Objective:
Identify every line containing the word "reliability" and reproduce each one.

Dataset items:

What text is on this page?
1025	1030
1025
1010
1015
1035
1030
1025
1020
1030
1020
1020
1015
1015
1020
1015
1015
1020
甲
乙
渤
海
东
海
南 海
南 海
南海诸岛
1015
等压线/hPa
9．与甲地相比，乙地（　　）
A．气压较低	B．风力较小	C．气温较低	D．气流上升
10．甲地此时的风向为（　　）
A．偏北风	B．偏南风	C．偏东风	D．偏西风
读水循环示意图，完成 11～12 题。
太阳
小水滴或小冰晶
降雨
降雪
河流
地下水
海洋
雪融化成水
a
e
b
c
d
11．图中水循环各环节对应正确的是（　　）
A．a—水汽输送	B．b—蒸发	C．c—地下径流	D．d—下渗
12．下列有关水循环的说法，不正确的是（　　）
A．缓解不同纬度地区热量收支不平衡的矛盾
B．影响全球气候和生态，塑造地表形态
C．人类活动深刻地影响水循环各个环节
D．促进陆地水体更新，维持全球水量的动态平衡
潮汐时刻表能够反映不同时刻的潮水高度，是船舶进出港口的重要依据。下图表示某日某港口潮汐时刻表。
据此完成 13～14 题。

==

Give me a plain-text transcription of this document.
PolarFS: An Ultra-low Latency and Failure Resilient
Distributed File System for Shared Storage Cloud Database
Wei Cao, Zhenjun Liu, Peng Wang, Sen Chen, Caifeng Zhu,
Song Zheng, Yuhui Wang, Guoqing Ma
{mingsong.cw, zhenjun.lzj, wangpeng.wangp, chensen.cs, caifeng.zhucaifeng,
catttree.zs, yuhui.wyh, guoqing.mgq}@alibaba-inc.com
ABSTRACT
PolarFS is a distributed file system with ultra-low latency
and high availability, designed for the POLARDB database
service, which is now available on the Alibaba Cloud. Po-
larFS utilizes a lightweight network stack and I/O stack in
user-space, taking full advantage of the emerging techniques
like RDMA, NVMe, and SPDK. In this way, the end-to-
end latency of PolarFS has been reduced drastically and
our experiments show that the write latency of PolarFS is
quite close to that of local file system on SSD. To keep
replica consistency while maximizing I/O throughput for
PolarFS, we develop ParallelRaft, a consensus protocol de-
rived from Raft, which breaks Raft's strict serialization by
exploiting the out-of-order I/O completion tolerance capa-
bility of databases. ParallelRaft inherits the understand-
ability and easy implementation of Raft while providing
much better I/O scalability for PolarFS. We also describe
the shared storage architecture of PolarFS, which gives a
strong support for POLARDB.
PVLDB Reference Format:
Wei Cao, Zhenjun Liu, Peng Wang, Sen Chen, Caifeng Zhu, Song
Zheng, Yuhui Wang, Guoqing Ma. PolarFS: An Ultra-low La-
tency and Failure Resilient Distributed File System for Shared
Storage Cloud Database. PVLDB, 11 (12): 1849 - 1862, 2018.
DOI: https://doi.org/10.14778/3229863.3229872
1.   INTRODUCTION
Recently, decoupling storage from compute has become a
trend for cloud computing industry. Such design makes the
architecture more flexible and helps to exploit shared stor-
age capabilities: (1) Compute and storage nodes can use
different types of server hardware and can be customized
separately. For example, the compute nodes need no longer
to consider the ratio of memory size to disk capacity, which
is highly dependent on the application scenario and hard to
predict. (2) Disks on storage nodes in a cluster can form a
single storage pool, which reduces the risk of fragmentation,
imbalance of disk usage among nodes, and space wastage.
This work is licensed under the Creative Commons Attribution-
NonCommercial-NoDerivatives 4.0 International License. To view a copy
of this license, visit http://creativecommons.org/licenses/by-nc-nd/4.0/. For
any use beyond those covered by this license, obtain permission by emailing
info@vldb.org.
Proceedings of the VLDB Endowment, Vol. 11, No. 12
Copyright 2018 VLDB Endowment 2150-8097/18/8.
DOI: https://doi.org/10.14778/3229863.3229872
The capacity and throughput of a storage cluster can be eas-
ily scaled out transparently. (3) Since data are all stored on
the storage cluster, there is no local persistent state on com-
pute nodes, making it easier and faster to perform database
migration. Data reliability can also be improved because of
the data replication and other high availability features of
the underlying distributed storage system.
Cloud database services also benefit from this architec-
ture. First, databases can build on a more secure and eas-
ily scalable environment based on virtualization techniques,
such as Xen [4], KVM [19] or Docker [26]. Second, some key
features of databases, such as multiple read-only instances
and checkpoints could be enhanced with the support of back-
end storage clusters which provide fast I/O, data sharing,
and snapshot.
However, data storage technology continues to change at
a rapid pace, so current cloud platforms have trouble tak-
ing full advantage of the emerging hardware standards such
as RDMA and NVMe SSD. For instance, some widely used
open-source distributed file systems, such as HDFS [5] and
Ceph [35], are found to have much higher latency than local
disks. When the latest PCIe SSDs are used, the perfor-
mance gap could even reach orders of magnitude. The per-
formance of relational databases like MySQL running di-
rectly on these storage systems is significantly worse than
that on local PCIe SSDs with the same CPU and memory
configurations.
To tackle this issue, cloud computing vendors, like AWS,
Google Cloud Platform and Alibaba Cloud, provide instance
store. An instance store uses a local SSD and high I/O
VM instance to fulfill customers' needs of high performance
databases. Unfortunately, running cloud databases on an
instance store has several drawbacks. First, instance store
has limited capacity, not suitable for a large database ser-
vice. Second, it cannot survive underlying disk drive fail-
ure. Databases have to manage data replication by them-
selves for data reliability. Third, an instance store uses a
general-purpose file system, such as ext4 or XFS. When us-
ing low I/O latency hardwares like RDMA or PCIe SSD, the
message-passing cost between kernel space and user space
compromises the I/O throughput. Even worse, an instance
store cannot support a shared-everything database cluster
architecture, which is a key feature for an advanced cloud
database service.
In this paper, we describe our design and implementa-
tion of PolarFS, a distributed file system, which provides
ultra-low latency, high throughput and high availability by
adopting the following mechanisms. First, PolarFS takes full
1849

==

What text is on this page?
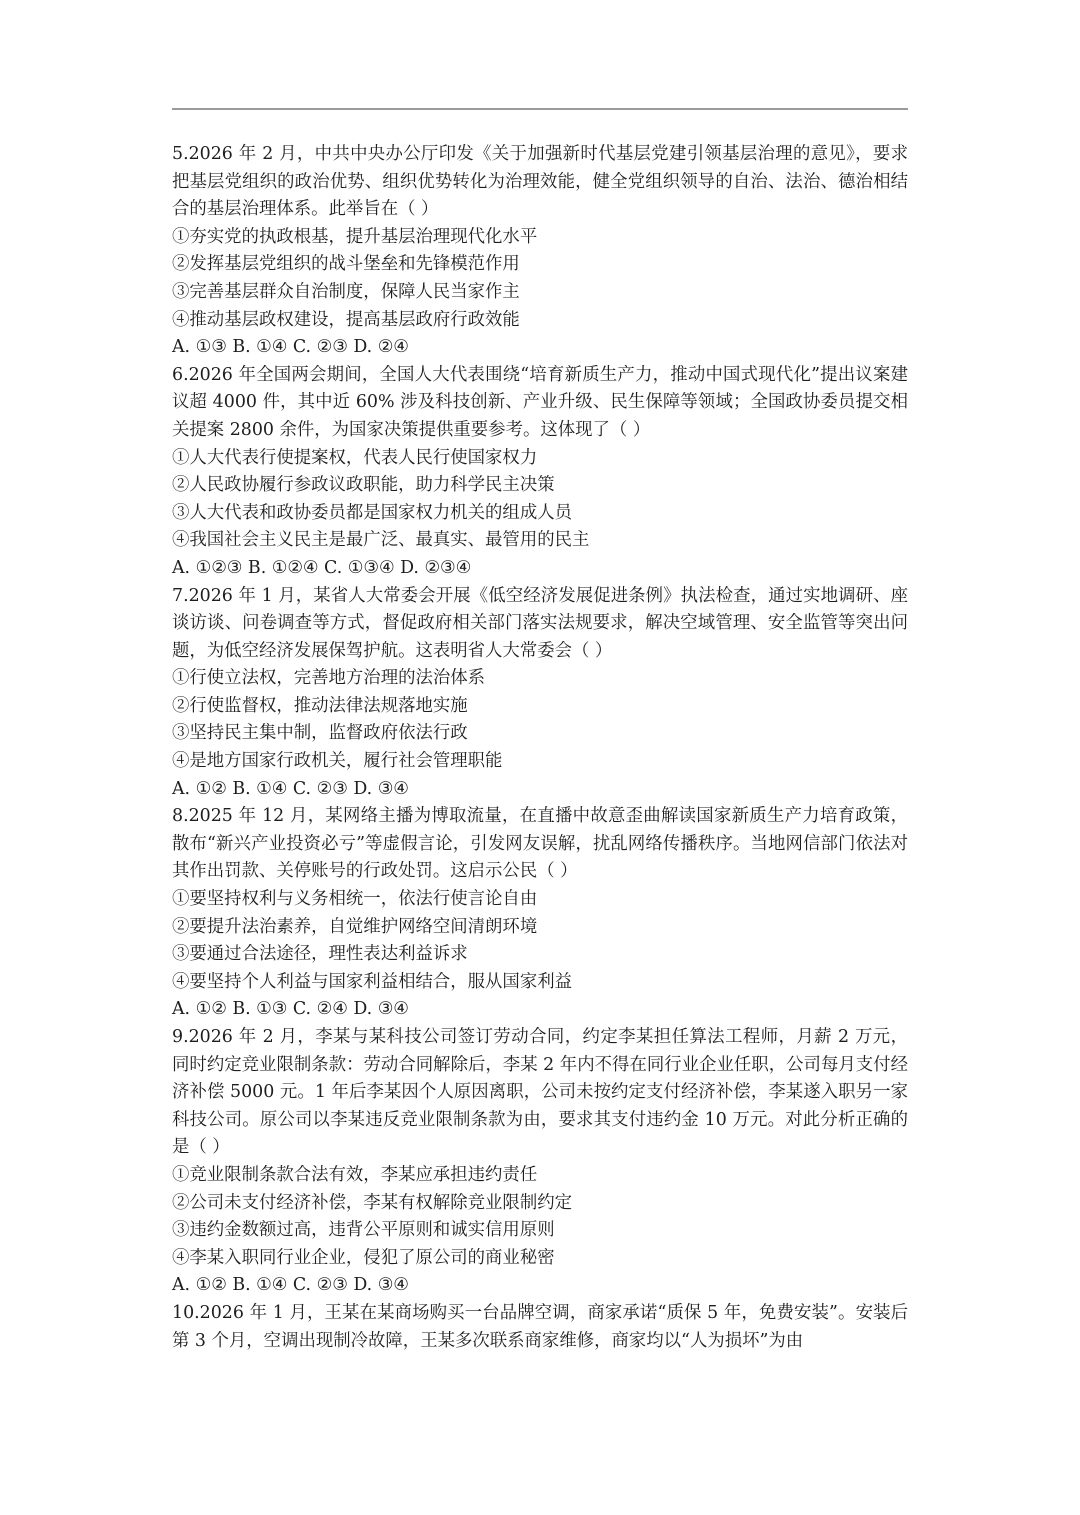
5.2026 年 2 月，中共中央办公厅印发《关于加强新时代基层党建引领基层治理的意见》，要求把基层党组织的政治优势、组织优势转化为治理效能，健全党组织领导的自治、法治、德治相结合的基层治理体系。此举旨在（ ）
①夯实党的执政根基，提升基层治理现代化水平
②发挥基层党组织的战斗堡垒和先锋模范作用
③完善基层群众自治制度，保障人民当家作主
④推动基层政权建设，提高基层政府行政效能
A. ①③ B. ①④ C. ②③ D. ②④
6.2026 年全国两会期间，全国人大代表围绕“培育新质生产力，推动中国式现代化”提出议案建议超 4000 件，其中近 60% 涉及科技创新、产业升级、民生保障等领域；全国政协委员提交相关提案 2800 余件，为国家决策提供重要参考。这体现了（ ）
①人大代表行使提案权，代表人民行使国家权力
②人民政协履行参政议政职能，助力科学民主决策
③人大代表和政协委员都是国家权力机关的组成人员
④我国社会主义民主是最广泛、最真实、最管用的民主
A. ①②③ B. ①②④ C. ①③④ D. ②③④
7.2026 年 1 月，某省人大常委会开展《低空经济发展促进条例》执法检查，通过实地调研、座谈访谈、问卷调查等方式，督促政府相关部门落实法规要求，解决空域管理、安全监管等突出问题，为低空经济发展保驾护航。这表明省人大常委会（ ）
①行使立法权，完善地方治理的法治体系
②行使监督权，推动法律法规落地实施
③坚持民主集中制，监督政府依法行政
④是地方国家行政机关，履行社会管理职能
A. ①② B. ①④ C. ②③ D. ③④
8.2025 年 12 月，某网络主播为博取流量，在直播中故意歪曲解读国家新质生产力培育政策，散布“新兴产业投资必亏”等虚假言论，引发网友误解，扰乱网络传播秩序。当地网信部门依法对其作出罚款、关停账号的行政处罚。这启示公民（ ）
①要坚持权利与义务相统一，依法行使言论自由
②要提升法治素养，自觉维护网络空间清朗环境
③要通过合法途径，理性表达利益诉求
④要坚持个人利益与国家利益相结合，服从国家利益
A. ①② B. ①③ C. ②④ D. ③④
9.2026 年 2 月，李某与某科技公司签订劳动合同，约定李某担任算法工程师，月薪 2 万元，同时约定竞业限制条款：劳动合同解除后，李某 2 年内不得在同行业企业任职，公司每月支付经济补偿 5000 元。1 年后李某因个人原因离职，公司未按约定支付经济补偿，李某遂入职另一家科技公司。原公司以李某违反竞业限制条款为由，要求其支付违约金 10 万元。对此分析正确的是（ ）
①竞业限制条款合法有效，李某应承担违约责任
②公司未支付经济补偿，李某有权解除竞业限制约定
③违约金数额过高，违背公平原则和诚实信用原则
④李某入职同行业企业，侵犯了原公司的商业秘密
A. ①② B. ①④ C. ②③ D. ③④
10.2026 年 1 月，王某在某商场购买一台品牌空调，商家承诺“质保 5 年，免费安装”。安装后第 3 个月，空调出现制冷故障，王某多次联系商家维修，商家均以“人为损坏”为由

Final result:
migration. Data reliability can also be improved because of
selves for data reliability. Third, an instance store uses a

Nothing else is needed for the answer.